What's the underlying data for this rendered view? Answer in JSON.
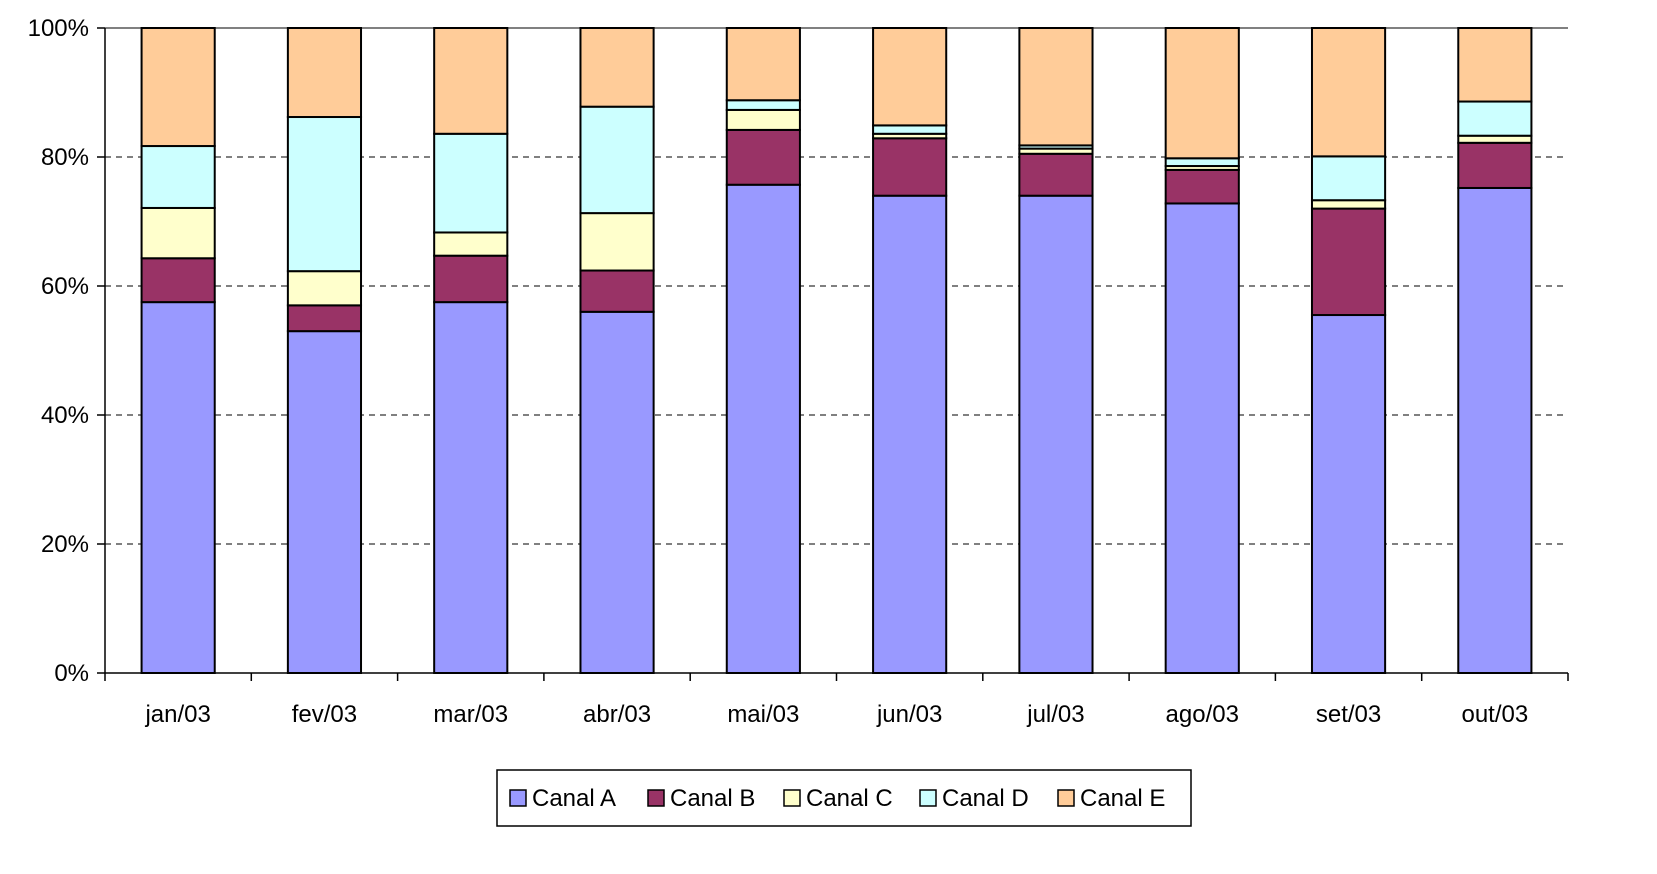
{
  "chart_data": {
    "type": "bar",
    "stacked": true,
    "percent": true,
    "categories": [
      "jan/03",
      "fev/03",
      "mar/03",
      "abr/03",
      "mai/03",
      "jun/03",
      "jul/03",
      "ago/03",
      "set/03",
      "out/03"
    ],
    "series": [
      {
        "name": "Canal A",
        "color": "#9999ff",
        "values": [
          57.5,
          53,
          57.5,
          56,
          75.7,
          74,
          74,
          72.8,
          55.5,
          75.2
        ]
      },
      {
        "name": "Canal B",
        "color": "#993366",
        "values": [
          6.8,
          4,
          7.2,
          6.4,
          8.5,
          8.9,
          6.5,
          5.2,
          16.5,
          7
        ]
      },
      {
        "name": "Canal C",
        "color": "#ffffcc",
        "values": [
          7.8,
          5.3,
          3.6,
          8.9,
          3.1,
          0.7,
          0.8,
          0.6,
          1.3,
          1.1
        ]
      },
      {
        "name": "Canal D",
        "color": "#ccffff",
        "values": [
          9.6,
          23.9,
          15.3,
          16.5,
          1.5,
          1.3,
          0.5,
          1.2,
          6.8,
          5.3
        ]
      },
      {
        "name": "Canal E",
        "color": "#ffcc99",
        "values": [
          18.3,
          13.8,
          16.4,
          12.2,
          11.2,
          15.1,
          18.2,
          20.2,
          19.9,
          11.4
        ]
      }
    ],
    "yticks": [
      "0%",
      "20%",
      "40%",
      "60%",
      "80%",
      "100%"
    ],
    "ylim": [
      0,
      100
    ],
    "grid": true,
    "legend": "bottom"
  }
}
= = = =
* Description of the task *
Retype the data above exactly; pictures are not part of the copy.

* Answer below *
What's the underlying data for this rendered view? Answer in JSON.
{
  "chart_data": {
    "type": "bar",
    "stacked": true,
    "percent": true,
    "categories": [
      "jan/03",
      "fev/03",
      "mar/03",
      "abr/03",
      "mai/03",
      "jun/03",
      "jul/03",
      "ago/03",
      "set/03",
      "out/03"
    ],
    "series": [
      {
        "name": "Canal A",
        "color": "#9999ff",
        "values": [
          57.5,
          53,
          57.5,
          56,
          75.7,
          74,
          74,
          72.8,
          55.5,
          75.2
        ]
      },
      {
        "name": "Canal B",
        "color": "#993366",
        "values": [
          6.8,
          4,
          7.2,
          6.4,
          8.5,
          8.9,
          6.5,
          5.2,
          16.5,
          7
        ]
      },
      {
        "name": "Canal C",
        "color": "#ffffcc",
        "values": [
          7.8,
          5.3,
          3.6,
          8.9,
          3.1,
          0.7,
          0.8,
          0.6,
          1.3,
          1.1
        ]
      },
      {
        "name": "Canal D",
        "color": "#ccffff",
        "values": [
          9.6,
          23.9,
          15.3,
          16.5,
          1.5,
          1.3,
          0.5,
          1.2,
          6.8,
          5.3
        ]
      },
      {
        "name": "Canal E",
        "color": "#ffcc99",
        "values": [
          18.3,
          13.8,
          16.4,
          12.2,
          11.2,
          15.1,
          18.2,
          20.2,
          19.9,
          11.4
        ]
      }
    ],
    "yticks": [
      "0%",
      "20%",
      "40%",
      "60%",
      "80%",
      "100%"
    ],
    "ylim": [
      0,
      100
    ],
    "grid": true,
    "legend": "bottom"
  }
}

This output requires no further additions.